Whenever a line below holds the word "Fire", copy that line.

[Start]

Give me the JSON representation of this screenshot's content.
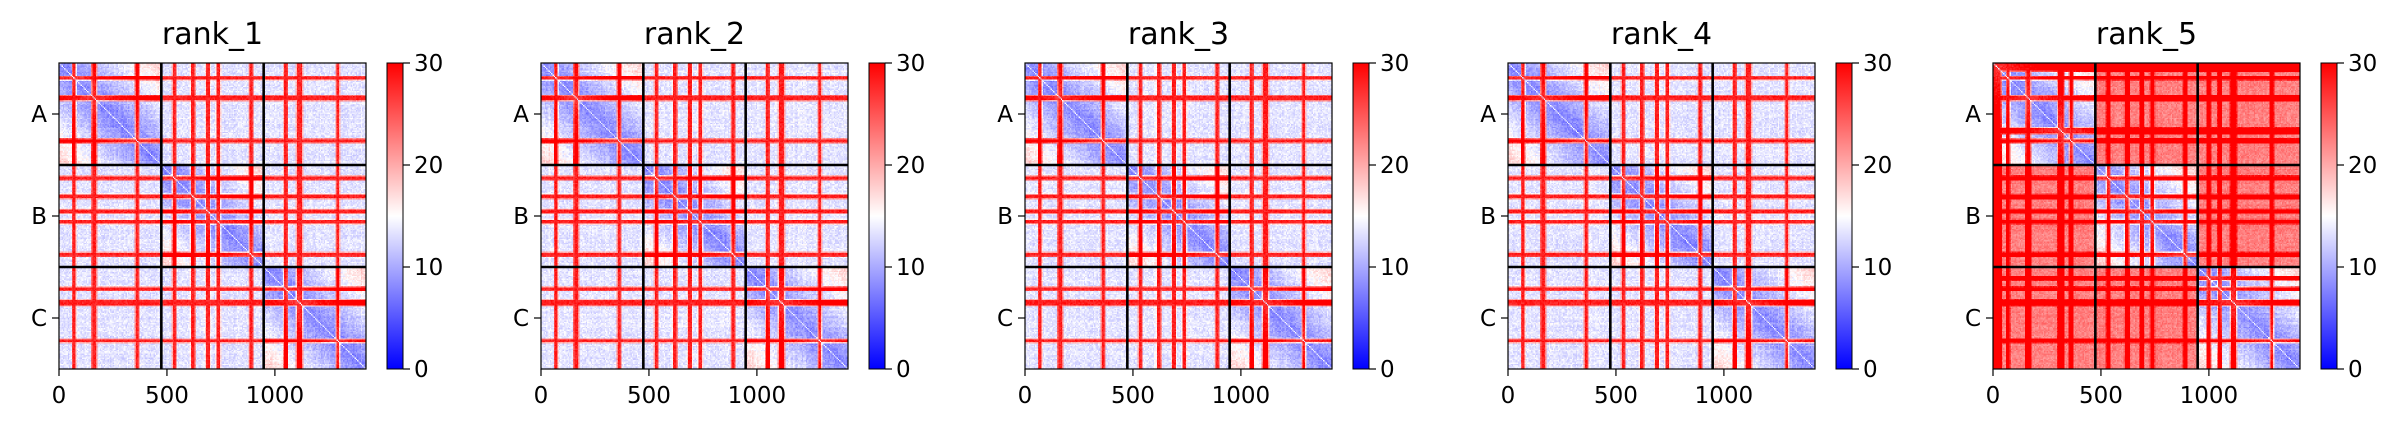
{
  "chart_data": {
    "type": "heatmap",
    "colormap": "bwr",
    "colors": {
      "low": "#0000ff",
      "mid": "#ffffff",
      "high": "#ff0000",
      "boundary": "#000000"
    },
    "clim": [
      0,
      30
    ],
    "colorbar_ticks": [
      "0",
      "10",
      "20",
      "30"
    ],
    "x_ticks": [
      "0",
      "500",
      "1000"
    ],
    "x_tick_values": [
      0,
      500,
      1000
    ],
    "xlim": [
      0,
      1422
    ],
    "chain_labels": [
      "A",
      "B",
      "C"
    ],
    "chain_boundaries": [
      474,
      948
    ],
    "panels": [
      {
        "title": "rank_1"
      },
      {
        "title": "rank_2"
      },
      {
        "title": "rank_3"
      },
      {
        "title": "rank_4"
      },
      {
        "title": "rank_5"
      }
    ]
  }
}
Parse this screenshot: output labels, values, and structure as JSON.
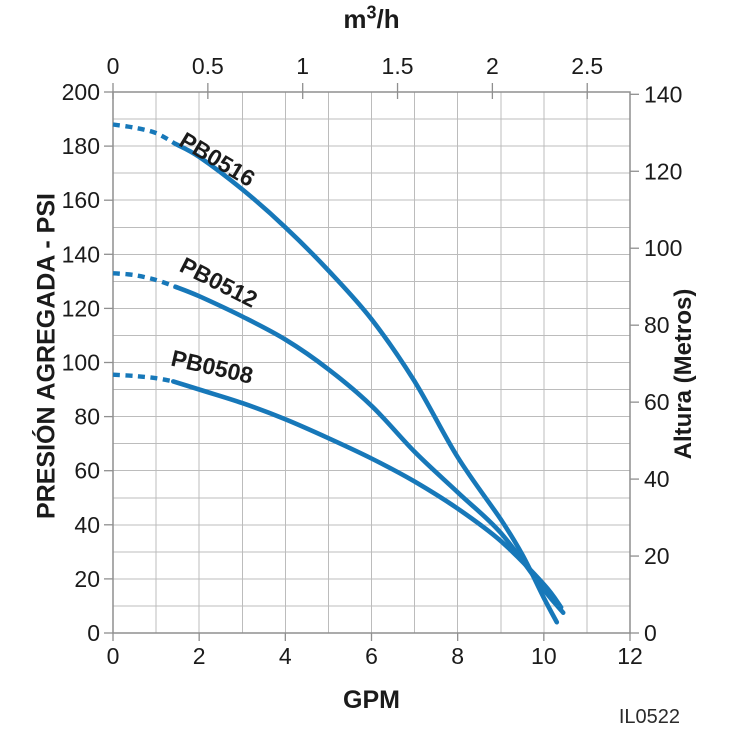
{
  "labels": {
    "top_title_base": "m",
    "top_title_sup": "3",
    "top_title_rest": "/h",
    "bottom_title": "GPM",
    "left_title": "PRESIÓN AGREGADA - PSI",
    "right_title": "Altura (Metros)",
    "figure_code": "IL0522"
  },
  "style": {
    "curve_color": "#1778B9",
    "grid_color": "#bcbcbc",
    "border_color": "#8f8f8f",
    "text_color": "#1b1b1b"
  },
  "chart_data": {
    "type": "line",
    "title": "",
    "x_axis_bottom": {
      "label": "GPM",
      "min": 0,
      "max": 12,
      "tick_step": 2,
      "grid_step": 1,
      "ticks": [
        0,
        2,
        4,
        6,
        8,
        10,
        12
      ]
    },
    "x_axis_top": {
      "label": "m3/h",
      "ticks": [
        "0",
        "0.5",
        "1",
        "1.5",
        "2",
        "2.5"
      ],
      "gpm_per_m3h": 4.4029
    },
    "y_axis_left": {
      "label": "PRESIÓN AGREGADA - PSI",
      "min": 0,
      "max": 200,
      "tick_step": 20,
      "grid_step": 10,
      "ticks": [
        0,
        20,
        40,
        60,
        80,
        100,
        120,
        140,
        160,
        180,
        200
      ]
    },
    "y_axis_right": {
      "label": "Altura (Metros)",
      "min": 0,
      "max": 140,
      "tick_step": 20,
      "psi_per_meter": 1.42247,
      "ticks": [
        0,
        20,
        40,
        60,
        80,
        100,
        120,
        140
      ]
    },
    "grid": true,
    "legend": "labels-on-curves",
    "series": [
      {
        "name": "PB0516",
        "dashed_gpm_psi": [
          [
            0,
            188
          ],
          [
            0.5,
            186.8
          ],
          [
            1,
            184.8
          ],
          [
            1.45,
            180.8
          ]
        ],
        "solid_gpm_psi": [
          [
            1.45,
            180.8
          ],
          [
            2,
            176
          ],
          [
            3,
            164
          ],
          [
            4,
            150
          ],
          [
            5,
            134
          ],
          [
            6,
            116
          ],
          [
            7,
            93
          ],
          [
            8,
            65
          ],
          [
            9,
            42
          ],
          [
            9.5,
            29
          ],
          [
            10,
            13
          ],
          [
            10.3,
            4
          ]
        ],
        "label": {
          "gpm": 1.5,
          "psi": 180.5,
          "angle_deg": 31
        }
      },
      {
        "name": "PB0512",
        "dashed_gpm_psi": [
          [
            0,
            133
          ],
          [
            0.5,
            132.3
          ],
          [
            1,
            130.5
          ],
          [
            1.45,
            128
          ]
        ],
        "solid_gpm_psi": [
          [
            1.45,
            128
          ],
          [
            2,
            124.5
          ],
          [
            3,
            117
          ],
          [
            4,
            108.5
          ],
          [
            5,
            97.5
          ],
          [
            6,
            84
          ],
          [
            7,
            67
          ],
          [
            8,
            52
          ],
          [
            9,
            37
          ],
          [
            10,
            16
          ],
          [
            10.45,
            7.5
          ]
        ],
        "label": {
          "gpm": 1.51,
          "psi": 134,
          "angle_deg": 27
        }
      },
      {
        "name": "PB0508",
        "dashed_gpm_psi": [
          [
            0,
            95.5
          ],
          [
            0.5,
            95
          ],
          [
            1,
            94.2
          ],
          [
            1.4,
            93
          ]
        ],
        "solid_gpm_psi": [
          [
            1.4,
            93
          ],
          [
            2,
            90
          ],
          [
            3,
            85
          ],
          [
            4,
            79
          ],
          [
            5,
            72
          ],
          [
            6,
            64.5
          ],
          [
            7,
            56
          ],
          [
            8,
            46
          ],
          [
            9,
            34
          ],
          [
            10,
            18
          ],
          [
            10.4,
            9.5
          ]
        ],
        "label": {
          "gpm": 1.32,
          "psi": 99,
          "angle_deg": 13
        }
      }
    ]
  }
}
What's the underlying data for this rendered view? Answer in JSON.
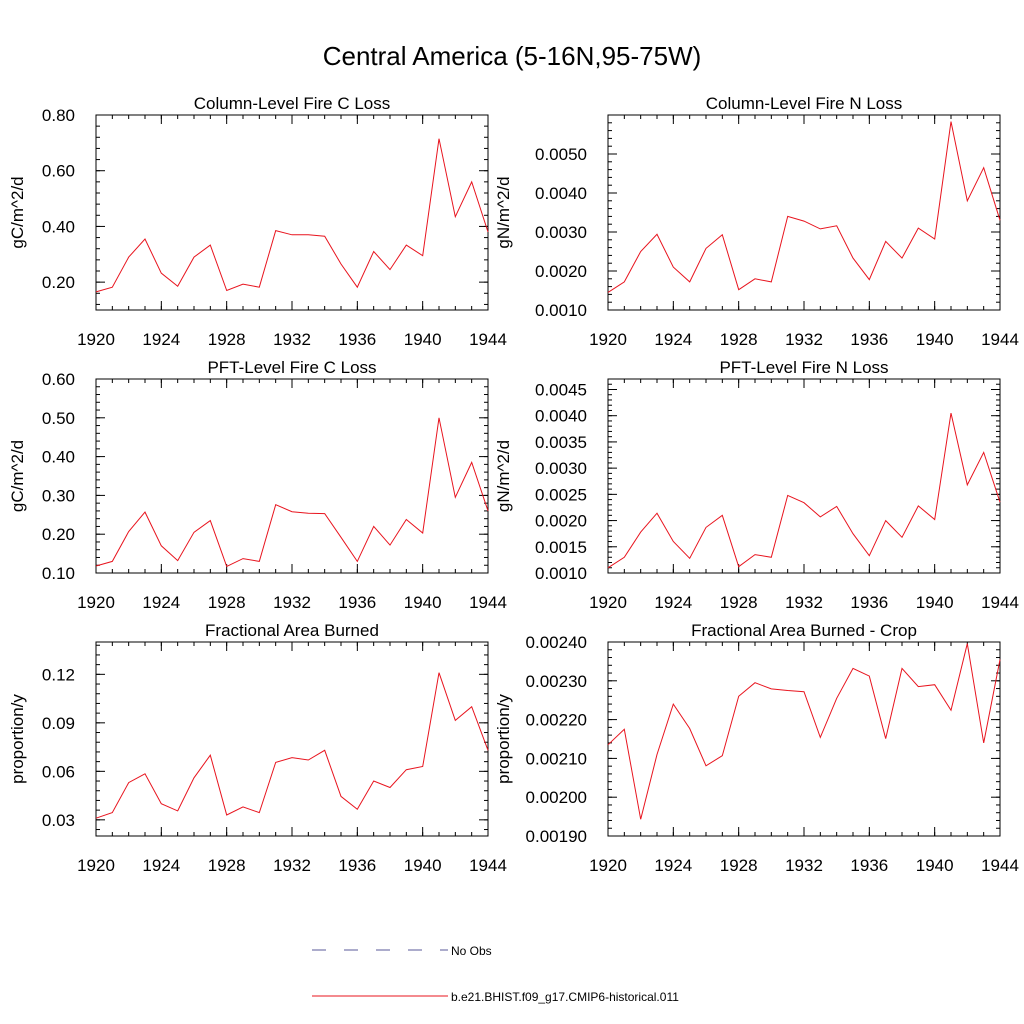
{
  "figure": {
    "title": "Central America (5-16N,95-75W)"
  },
  "legend": {
    "entries": [
      {
        "label": "No Obs",
        "color": "#5a5a9a",
        "style": "dashed"
      },
      {
        "label": "b.e21.BHIST.f09_g17.CMIP6-historical.011",
        "color": "#e8141e",
        "style": "solid"
      }
    ]
  },
  "chart_data": [
    {
      "type": "line",
      "title": "Column-Level Fire C Loss",
      "ylabel": "gC/m^2/d",
      "xlim": [
        1920,
        1944
      ],
      "ylim": [
        0.1,
        0.8
      ],
      "xticks": [
        1920,
        1924,
        1928,
        1932,
        1936,
        1940,
        1944
      ],
      "xtick_labels": [
        "1920",
        "1924",
        "1928",
        "1932",
        "1936",
        "1940",
        "1944"
      ],
      "yticks": [
        0.2,
        0.4,
        0.6,
        0.8
      ],
      "ytick_labels": [
        "0.20",
        "0.40",
        "0.60",
        "0.80"
      ],
      "series": [
        {
          "name": "b.e21.BHIST.f09_g17.CMIP6-historical.011",
          "color": "#e8141e",
          "x": [
            1920,
            1921,
            1922,
            1923,
            1924,
            1925,
            1926,
            1927,
            1928,
            1929,
            1930,
            1931,
            1932,
            1933,
            1934,
            1935,
            1936,
            1937,
            1938,
            1939,
            1940,
            1941,
            1942,
            1943,
            1944
          ],
          "values": [
            0.165,
            0.182,
            0.29,
            0.355,
            0.232,
            0.185,
            0.29,
            0.333,
            0.17,
            0.193,
            0.182,
            0.385,
            0.37,
            0.37,
            0.365,
            0.265,
            0.182,
            0.31,
            0.245,
            0.333,
            0.295,
            0.715,
            0.435,
            0.56,
            0.38
          ]
        }
      ]
    },
    {
      "type": "line",
      "title": "Column-Level Fire N Loss",
      "ylabel": "gN/m^2/d",
      "xlim": [
        1920,
        1944
      ],
      "ylim": [
        0.001,
        0.006
      ],
      "xticks": [
        1920,
        1924,
        1928,
        1932,
        1936,
        1940,
        1944
      ],
      "xtick_labels": [
        "1920",
        "1924",
        "1928",
        "1932",
        "1936",
        "1940",
        "1944"
      ],
      "yticks": [
        0.001,
        0.002,
        0.003,
        0.004,
        0.005
      ],
      "ytick_labels": [
        "0.0010",
        "0.0020",
        "0.0030",
        "0.0040",
        "0.0050"
      ],
      "series": [
        {
          "name": "b.e21.BHIST.f09_g17.CMIP6-historical.011",
          "color": "#e8141e",
          "x": [
            1920,
            1921,
            1922,
            1923,
            1924,
            1925,
            1926,
            1927,
            1928,
            1929,
            1930,
            1931,
            1932,
            1933,
            1934,
            1935,
            1936,
            1937,
            1938,
            1939,
            1940,
            1941,
            1942,
            1943,
            1944
          ],
          "values": [
            0.00145,
            0.00172,
            0.0025,
            0.00294,
            0.0021,
            0.00172,
            0.00258,
            0.00293,
            0.00152,
            0.0018,
            0.00172,
            0.0034,
            0.00328,
            0.00308,
            0.00316,
            0.00233,
            0.00178,
            0.00276,
            0.00233,
            0.0031,
            0.00282,
            0.00583,
            0.0038,
            0.00465,
            0.0033
          ]
        }
      ]
    },
    {
      "type": "line",
      "title": "PFT-Level Fire C Loss",
      "ylabel": "gC/m^2/d",
      "xlim": [
        1920,
        1944
      ],
      "ylim": [
        0.1,
        0.6
      ],
      "xticks": [
        1920,
        1924,
        1928,
        1932,
        1936,
        1940,
        1944
      ],
      "xtick_labels": [
        "1920",
        "1924",
        "1928",
        "1932",
        "1936",
        "1940",
        "1944"
      ],
      "yticks": [
        0.1,
        0.2,
        0.3,
        0.4,
        0.5,
        0.6
      ],
      "ytick_labels": [
        "0.10",
        "0.20",
        "0.30",
        "0.40",
        "0.50",
        "0.60"
      ],
      "series": [
        {
          "name": "b.e21.BHIST.f09_g17.CMIP6-historical.011",
          "color": "#e8141e",
          "x": [
            1920,
            1921,
            1922,
            1923,
            1924,
            1925,
            1926,
            1927,
            1928,
            1929,
            1930,
            1931,
            1932,
            1933,
            1934,
            1935,
            1936,
            1937,
            1938,
            1939,
            1940,
            1941,
            1942,
            1943,
            1944
          ],
          "values": [
            0.118,
            0.13,
            0.207,
            0.257,
            0.17,
            0.132,
            0.205,
            0.235,
            0.117,
            0.137,
            0.13,
            0.276,
            0.258,
            0.254,
            0.253,
            0.192,
            0.13,
            0.22,
            0.172,
            0.238,
            0.203,
            0.5,
            0.295,
            0.385,
            0.26
          ]
        }
      ]
    },
    {
      "type": "line",
      "title": "PFT-Level Fire N Loss",
      "ylabel": "gN/m^2/d",
      "xlim": [
        1920,
        1944
      ],
      "ylim": [
        0.001,
        0.0047
      ],
      "xticks": [
        1920,
        1924,
        1928,
        1932,
        1936,
        1940,
        1944
      ],
      "xtick_labels": [
        "1920",
        "1924",
        "1928",
        "1932",
        "1936",
        "1940",
        "1944"
      ],
      "yticks": [
        0.001,
        0.0015,
        0.002,
        0.0025,
        0.003,
        0.0035,
        0.004,
        0.0045
      ],
      "ytick_labels": [
        "0.0010",
        "0.0015",
        "0.0020",
        "0.0025",
        "0.0030",
        "0.0035",
        "0.0040",
        "0.0045"
      ],
      "series": [
        {
          "name": "b.e21.BHIST.f09_g17.CMIP6-historical.011",
          "color": "#e8141e",
          "x": [
            1920,
            1921,
            1922,
            1923,
            1924,
            1925,
            1926,
            1927,
            1928,
            1929,
            1930,
            1931,
            1932,
            1933,
            1934,
            1935,
            1936,
            1937,
            1938,
            1939,
            1940,
            1941,
            1942,
            1943,
            1944
          ],
          "values": [
            0.0011,
            0.0013,
            0.00178,
            0.00214,
            0.0016,
            0.00128,
            0.00187,
            0.0021,
            0.00112,
            0.00135,
            0.0013,
            0.00248,
            0.00234,
            0.00207,
            0.00227,
            0.00175,
            0.00133,
            0.002,
            0.00168,
            0.00228,
            0.00202,
            0.00405,
            0.00268,
            0.0033,
            0.00235
          ]
        }
      ]
    },
    {
      "type": "line",
      "title": "Fractional Area Burned",
      "ylabel": "proportion/y",
      "xlim": [
        1920,
        1944
      ],
      "ylim": [
        0.02,
        0.14
      ],
      "xticks": [
        1920,
        1924,
        1928,
        1932,
        1936,
        1940,
        1944
      ],
      "xtick_labels": [
        "1920",
        "1924",
        "1928",
        "1932",
        "1936",
        "1940",
        "1944"
      ],
      "yticks": [
        0.03,
        0.06,
        0.09,
        0.12
      ],
      "ytick_labels": [
        "0.03",
        "0.06",
        "0.09",
        "0.12"
      ],
      "series": [
        {
          "name": "b.e21.BHIST.f09_g17.CMIP6-historical.011",
          "color": "#e8141e",
          "x": [
            1920,
            1921,
            1922,
            1923,
            1924,
            1925,
            1926,
            1927,
            1928,
            1929,
            1930,
            1931,
            1932,
            1933,
            1934,
            1935,
            1936,
            1937,
            1938,
            1939,
            1940,
            1941,
            1942,
            1943,
            1944
          ],
          "values": [
            0.031,
            0.0345,
            0.053,
            0.0585,
            0.04,
            0.0355,
            0.056,
            0.07,
            0.033,
            0.038,
            0.0345,
            0.0655,
            0.0685,
            0.067,
            0.073,
            0.0445,
            0.0365,
            0.054,
            0.05,
            0.061,
            0.063,
            0.121,
            0.0915,
            0.1,
            0.073
          ]
        }
      ]
    },
    {
      "type": "line",
      "title": "Fractional Area Burned - Crop",
      "ylabel": "proportion/y",
      "xlim": [
        1920,
        1944
      ],
      "ylim": [
        0.0019,
        0.0024
      ],
      "xticks": [
        1920,
        1924,
        1928,
        1932,
        1936,
        1940,
        1944
      ],
      "xtick_labels": [
        "1920",
        "1924",
        "1928",
        "1932",
        "1936",
        "1940",
        "1944"
      ],
      "yticks": [
        0.0019,
        0.002,
        0.0021,
        0.0022,
        0.0023,
        0.0024
      ],
      "ytick_labels": [
        "0.00190",
        "0.00200",
        "0.00210",
        "0.00220",
        "0.00230",
        "0.00240"
      ],
      "series": [
        {
          "name": "b.e21.BHIST.f09_g17.CMIP6-historical.011",
          "color": "#e8141e",
          "x": [
            1920,
            1921,
            1922,
            1923,
            1924,
            1925,
            1926,
            1927,
            1928,
            1929,
            1930,
            1931,
            1932,
            1933,
            1934,
            1935,
            1936,
            1937,
            1938,
            1939,
            1940,
            1941,
            1942,
            1943,
            1944
          ],
          "values": [
            0.002135,
            0.002175,
            0.001943,
            0.00211,
            0.00224,
            0.002177,
            0.002081,
            0.002107,
            0.00226,
            0.002295,
            0.002279,
            0.002275,
            0.002272,
            0.002154,
            0.002255,
            0.002332,
            0.002312,
            0.002151,
            0.002332,
            0.002285,
            0.00229,
            0.002224,
            0.002396,
            0.00214,
            0.002355
          ]
        }
      ]
    }
  ]
}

[End]

The completed task:
      "title": "Column-Level Fire C Loss",
      "title": "Column-Level Fire N Loss",
      "title": "PFT-Level Fire C Loss",
      "title": "PFT-Level Fire N Loss",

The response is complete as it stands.